_Task prompt:_
Copy each line of the records that contains the word "JSON".

_Material to process:_
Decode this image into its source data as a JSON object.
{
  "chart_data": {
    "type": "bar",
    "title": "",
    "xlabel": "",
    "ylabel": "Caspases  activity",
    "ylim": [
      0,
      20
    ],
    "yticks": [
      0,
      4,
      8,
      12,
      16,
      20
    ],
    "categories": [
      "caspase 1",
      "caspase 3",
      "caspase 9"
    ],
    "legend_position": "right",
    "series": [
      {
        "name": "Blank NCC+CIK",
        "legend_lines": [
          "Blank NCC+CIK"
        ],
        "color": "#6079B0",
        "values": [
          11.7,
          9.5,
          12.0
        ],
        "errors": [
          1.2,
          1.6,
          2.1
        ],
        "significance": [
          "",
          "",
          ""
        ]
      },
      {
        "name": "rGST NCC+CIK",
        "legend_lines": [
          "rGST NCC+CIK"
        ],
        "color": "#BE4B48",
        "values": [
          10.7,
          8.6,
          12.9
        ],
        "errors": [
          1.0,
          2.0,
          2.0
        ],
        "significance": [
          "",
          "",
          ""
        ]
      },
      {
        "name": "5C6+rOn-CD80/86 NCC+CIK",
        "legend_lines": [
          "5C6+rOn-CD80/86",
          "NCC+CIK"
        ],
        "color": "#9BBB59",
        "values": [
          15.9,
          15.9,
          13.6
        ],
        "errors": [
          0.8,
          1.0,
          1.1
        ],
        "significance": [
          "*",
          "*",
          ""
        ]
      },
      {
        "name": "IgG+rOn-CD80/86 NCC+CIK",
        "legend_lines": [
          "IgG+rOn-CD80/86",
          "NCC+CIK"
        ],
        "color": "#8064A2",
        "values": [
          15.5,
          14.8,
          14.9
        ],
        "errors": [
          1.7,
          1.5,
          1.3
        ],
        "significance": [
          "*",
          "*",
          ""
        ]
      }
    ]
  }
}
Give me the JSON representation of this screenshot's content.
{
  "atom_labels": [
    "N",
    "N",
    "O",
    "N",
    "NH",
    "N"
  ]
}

_Correct answer:_
Decode this image into its source data as a JSON object.
Give me the JSON representation of this screenshot's content.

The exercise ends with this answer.